--- start of Data for this exercise ---

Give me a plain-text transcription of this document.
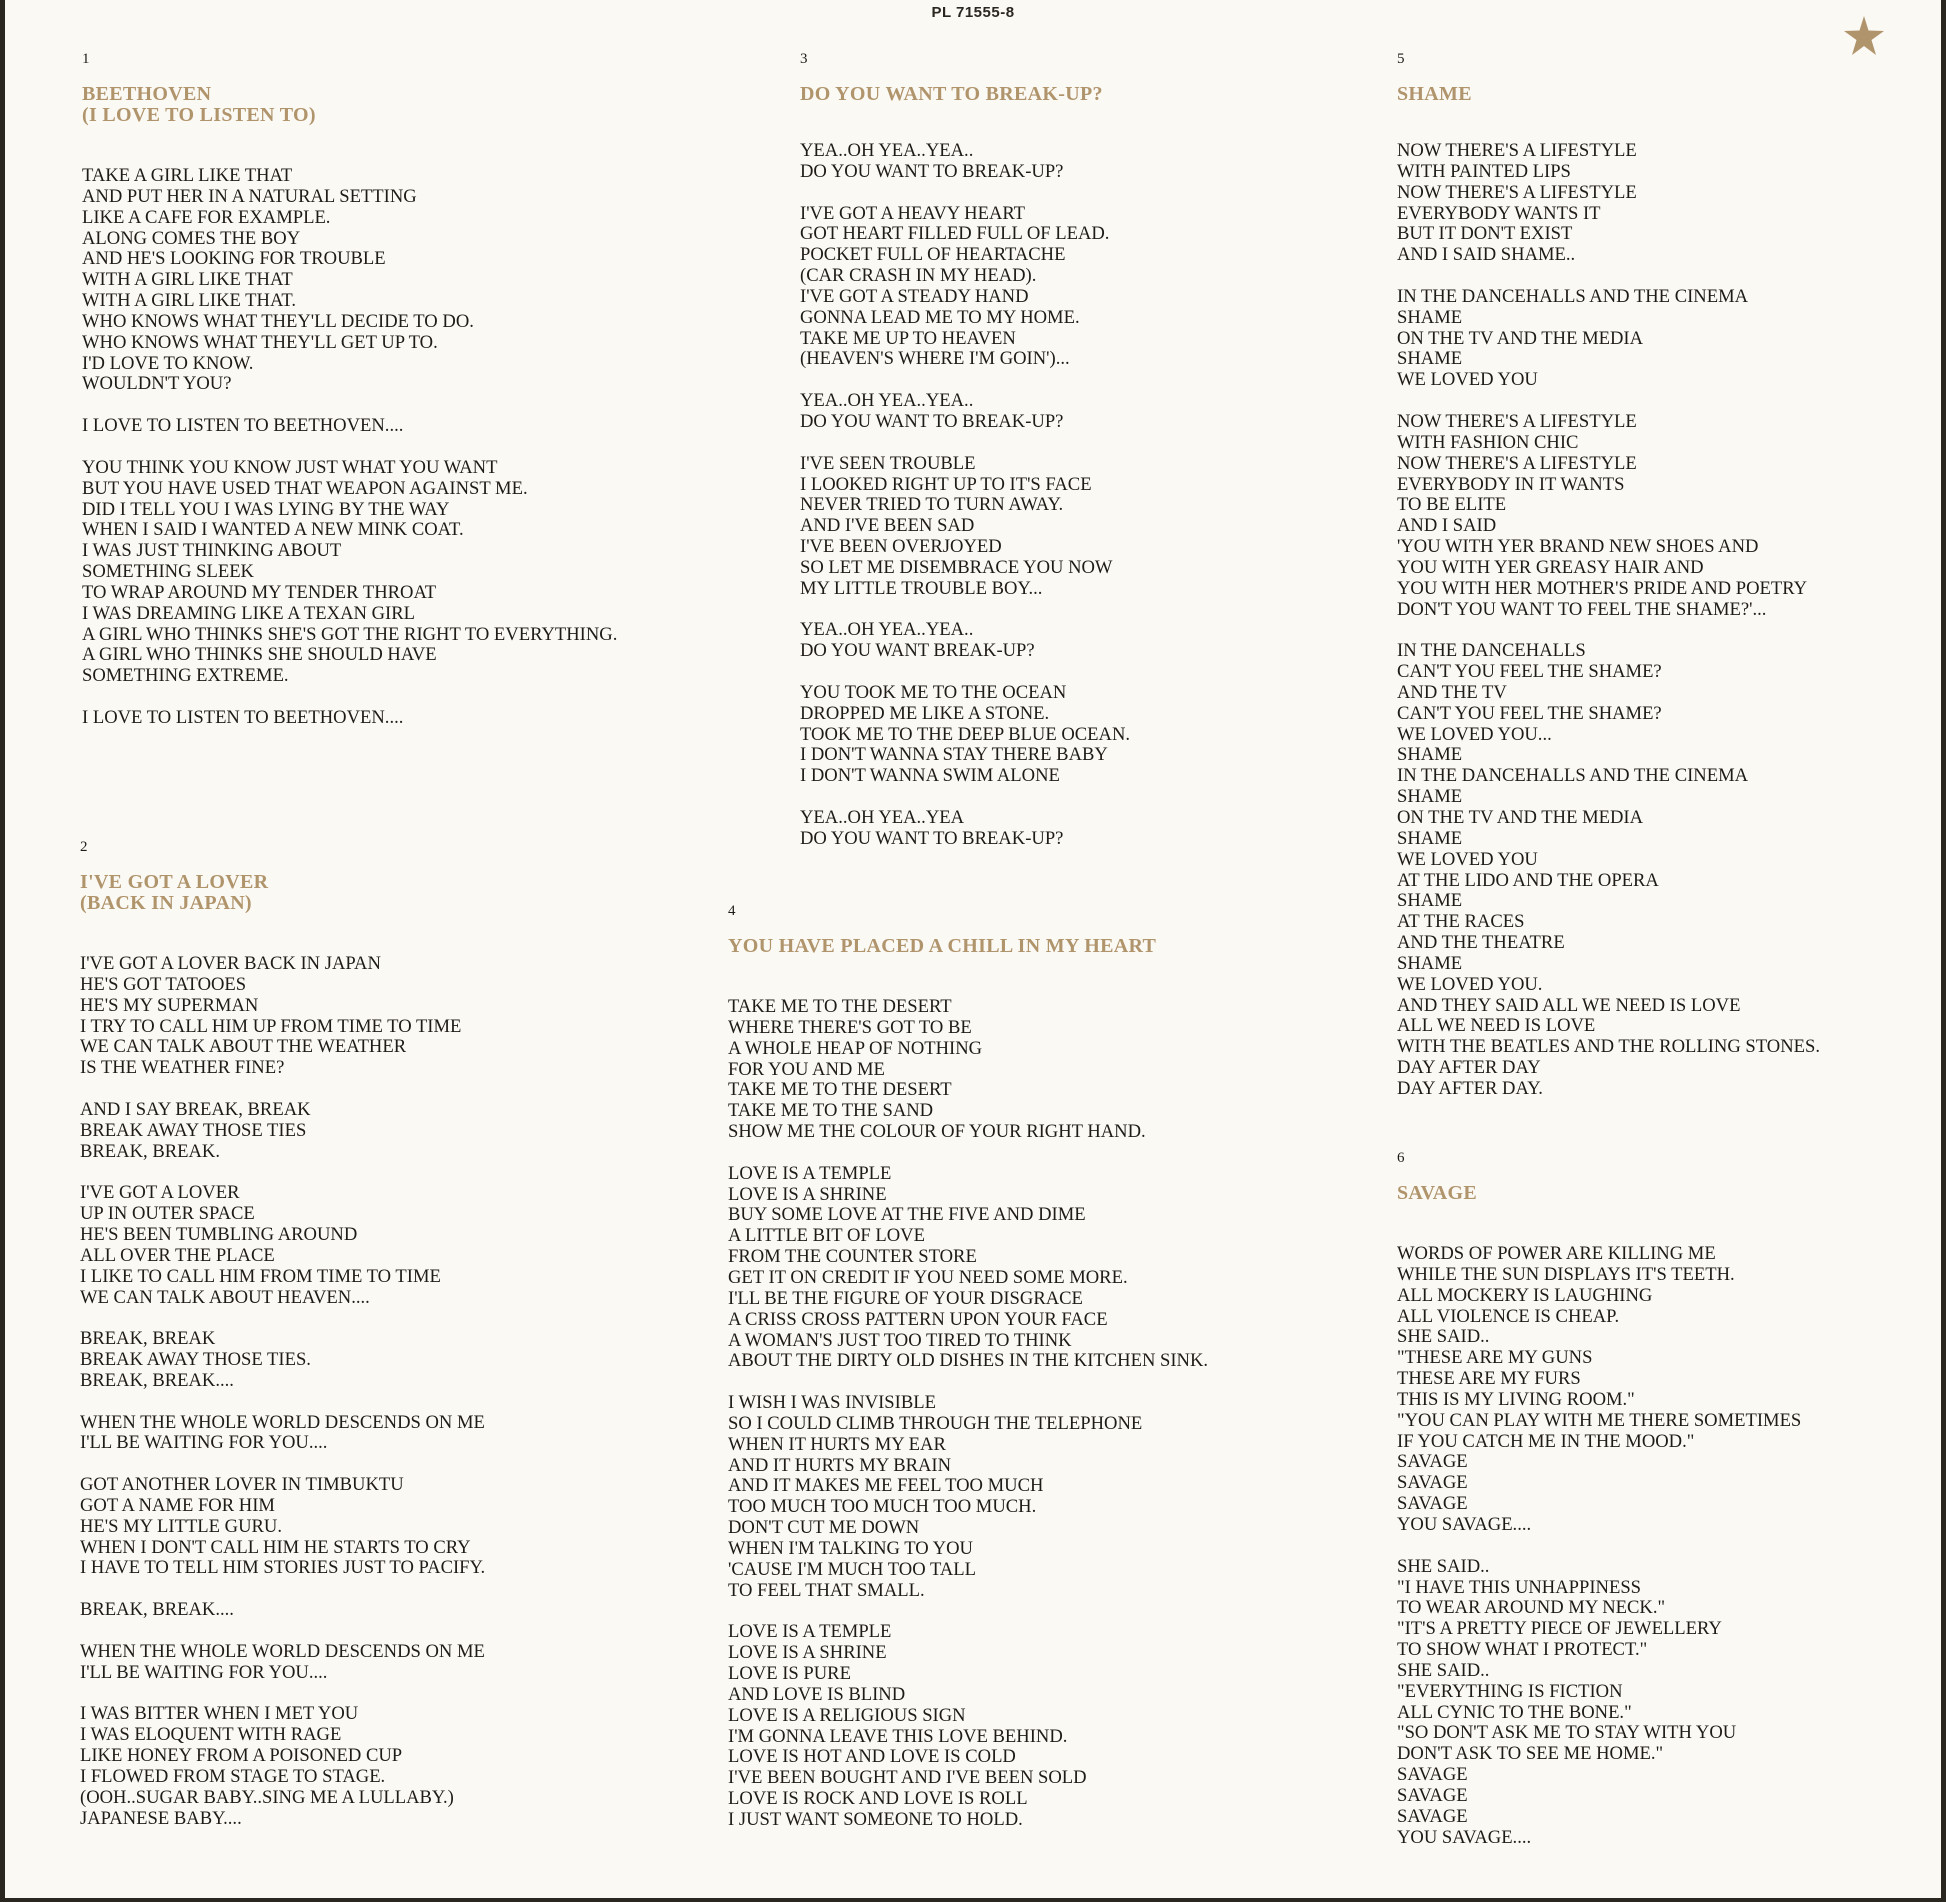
PL 71555-8
1
BEETHOVEN
(I LOVE TO LISTEN TO)
TAKE A GIRL LIKE THAT
AND PUT HER IN A NATURAL SETTING
LIKE A CAFE FOR EXAMPLE.
ALONG COMES THE BOY
AND HE'S LOOKING FOR TROUBLE
WITH A GIRL LIKE THAT
WITH A GIRL LIKE THAT.
WHO KNOWS WHAT THEY'LL DECIDE TO DO.
WHO KNOWS WHAT THEY'LL GET UP TO.
I'D LOVE TO KNOW.
WOULDN'T YOU?
I LOVE TO LISTEN TO BEETHOVEN....
YOU THINK YOU KNOW JUST WHAT YOU WANT
BUT YOU HAVE USED THAT WEAPON AGAINST ME.
DID I TELL YOU I WAS LYING BY THE WAY
WHEN I SAID I WANTED A NEW MINK COAT.
I WAS JUST THINKING ABOUT
SOMETHING SLEEK
TO WRAP AROUND MY TENDER THROAT
I WAS DREAMING LIKE A TEXAN GIRL
A GIRL WHO THINKS SHE'S GOT THE RIGHT TO EVERYTHING.
A GIRL WHO THINKS SHE SHOULD HAVE
SOMETHING EXTREME.
I LOVE TO LISTEN TO BEETHOVEN....
2
I'VE GOT A LOVER
(BACK IN JAPAN)
I'VE GOT A LOVER BACK IN JAPAN
HE'S GOT TATOOES
HE'S MY SUPERMAN
I TRY TO CALL HIM UP FROM TIME TO TIME
WE CAN TALK ABOUT THE WEATHER
IS THE WEATHER FINE?
AND I SAY BREAK, BREAK
BREAK AWAY THOSE TIES
BREAK, BREAK.
I'VE GOT A LOVER
UP IN OUTER SPACE
HE'S BEEN TUMBLING AROUND
ALL OVER THE PLACE
I LIKE TO CALL HIM FROM TIME TO TIME
WE CAN TALK ABOUT HEAVEN....
BREAK, BREAK
BREAK AWAY THOSE TIES.
BREAK, BREAK....
WHEN THE WHOLE WORLD DESCENDS ON ME
I'LL BE WAITING FOR YOU....
GOT ANOTHER LOVER IN TIMBUKTU
GOT A NAME FOR HIM
HE'S MY LITTLE GURU.
WHEN I DON'T CALL HIM HE STARTS TO CRY
I HAVE TO TELL HIM STORIES JUST TO PACIFY.
BREAK, BREAK....
WHEN THE WHOLE WORLD DESCENDS ON ME
I'LL BE WAITING FOR YOU....
I WAS BITTER WHEN I MET YOU
I WAS ELOQUENT WITH RAGE
LIKE HONEY FROM A POISONED CUP
I FLOWED FROM STAGE TO STAGE.
(OOH..SUGAR BABY..SING ME A LULLABY.)
JAPANESE BABY....
3
DO YOU WANT TO BREAK-UP?
YEA..OH YEA..YEA..
DO YOU WANT TO BREAK-UP?
I'VE GOT A HEAVY HEART
GOT HEART FILLED FULL OF LEAD.
POCKET FULL OF HEARTACHE
(CAR CRASH IN MY HEAD).
I'VE GOT A STEADY HAND
GONNA LEAD ME TO MY HOME.
TAKE ME UP TO HEAVEN
(HEAVEN'S WHERE I'M GOIN')...
YEA..OH YEA..YEA..
DO YOU WANT TO BREAK-UP?
I'VE SEEN TROUBLE
I LOOKED RIGHT UP TO IT'S FACE
NEVER TRIED TO TURN AWAY.
AND I'VE BEEN SAD
I'VE BEEN OVERJOYED
SO LET ME DISEMBRACE YOU NOW
MY LITTLE TROUBLE BOY...
YEA..OH YEA..YEA..
DO YOU WANT BREAK-UP?
YOU TOOK ME TO THE OCEAN
DROPPED ME LIKE A STONE.
TOOK ME TO THE DEEP BLUE OCEAN.
I DON'T WANNA STAY THERE BABY
I DON'T WANNA SWIM ALONE
YEA..OH YEA..YEA
DO YOU WANT TO BREAK-UP?
4
YOU HAVE PLACED A CHILL IN MY HEART
TAKE ME TO THE DESERT
WHERE THERE'S GOT TO BE
A WHOLE HEAP OF NOTHING
FOR YOU AND ME
TAKE ME TO THE DESERT
TAKE ME TO THE SAND
SHOW ME THE COLOUR OF YOUR RIGHT HAND.
LOVE IS A TEMPLE
LOVE IS A SHRINE
BUY SOME LOVE AT THE FIVE AND DIME
A LITTLE BIT OF LOVE
FROM THE COUNTER STORE
GET IT ON CREDIT IF YOU NEED SOME MORE.
I'LL BE THE FIGURE OF YOUR DISGRACE
A CRISS CROSS PATTERN UPON YOUR FACE
A WOMAN'S JUST TOO TIRED TO THINK
ABOUT THE DIRTY OLD DISHES IN THE KITCHEN SINK.
I WISH I WAS INVISIBLE
SO I COULD CLIMB THROUGH THE TELEPHONE
WHEN IT HURTS MY EAR
AND IT HURTS MY BRAIN
AND IT MAKES ME FEEL TOO MUCH
TOO MUCH TOO MUCH TOO MUCH.
DON'T CUT ME DOWN
WHEN I'M TALKING TO YOU
'CAUSE I'M MUCH TOO TALL
TO FEEL THAT SMALL.
LOVE IS A TEMPLE
LOVE IS A SHRINE
LOVE IS PURE
AND LOVE IS BLIND
LOVE IS A RELIGIOUS SIGN
I'M GONNA LEAVE THIS LOVE BEHIND.
LOVE IS HOT AND LOVE IS COLD
I'VE BEEN BOUGHT AND I'VE BEEN SOLD
LOVE IS ROCK AND LOVE IS ROLL
I JUST WANT SOMEONE TO HOLD.
5
SHAME
NOW THERE'S A LIFESTYLE
WITH PAINTED LIPS
NOW THERE'S A LIFESTYLE
EVERYBODY WANTS IT
BUT IT DON'T EXIST
AND I SAID SHAME..
IN THE DANCEHALLS AND THE CINEMA
SHAME
ON THE TV AND THE MEDIA
SHAME
WE LOVED YOU
NOW THERE'S A LIFESTYLE
WITH FASHION CHIC
NOW THERE'S A LIFESTYLE
EVERYBODY IN IT WANTS
TO BE ELITE
AND I SAID
'YOU WITH YER BRAND NEW SHOES AND
YOU WITH YER GREASY HAIR AND
YOU WITH HER MOTHER'S PRIDE AND POETRY
DON'T YOU WANT TO FEEL THE SHAME?'...
IN THE DANCEHALLS
CAN'T YOU FEEL THE SHAME?
AND THE TV
CAN'T YOU FEEL THE SHAME?
WE LOVED YOU...
SHAME
IN THE DANCEHALLS AND THE CINEMA
SHAME
ON THE TV AND THE MEDIA
SHAME
WE LOVED YOU
AT THE LIDO AND THE OPERA
SHAME
AT THE RACES
AND THE THEATRE
SHAME
WE LOVED YOU.
AND THEY SAID ALL WE NEED IS LOVE
ALL WE NEED IS LOVE
WITH THE BEATLES AND THE ROLLING STONES.
DAY AFTER DAY
DAY AFTER DAY.
6
SAVAGE
WORDS OF POWER ARE KILLING ME
WHILE THE SUN DISPLAYS IT'S TEETH.
ALL MOCKERY IS LAUGHING
ALL VIOLENCE IS CHEAP.
SHE SAID..
"THESE ARE MY GUNS
THESE ARE MY FURS
THIS IS MY LIVING ROOM."
"YOU CAN PLAY WITH ME THERE SOMETIMES
IF YOU CATCH ME IN THE MOOD."
SAVAGE
SAVAGE
SAVAGE
YOU SAVAGE....
SHE SAID..
"I HAVE THIS UNHAPPINESS
TO WEAR AROUND MY NECK."
"IT'S A PRETTY PIECE OF JEWELLERY
TO SHOW WHAT I PROTECT."
SHE SAID..
"EVERYTHING IS FICTION
ALL CYNIC TO THE BONE."
"SO DON'T ASK ME TO STAY WITH YOU
DON'T ASK TO SEE ME HOME."
SAVAGE
SAVAGE
SAVAGE
YOU SAVAGE....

--- end of Data for this exercise ---

> **Stated goal**:
Examine the listing and say how many of its lines contain the string "FACE". Give the number alone.

> **Exercise output**:
2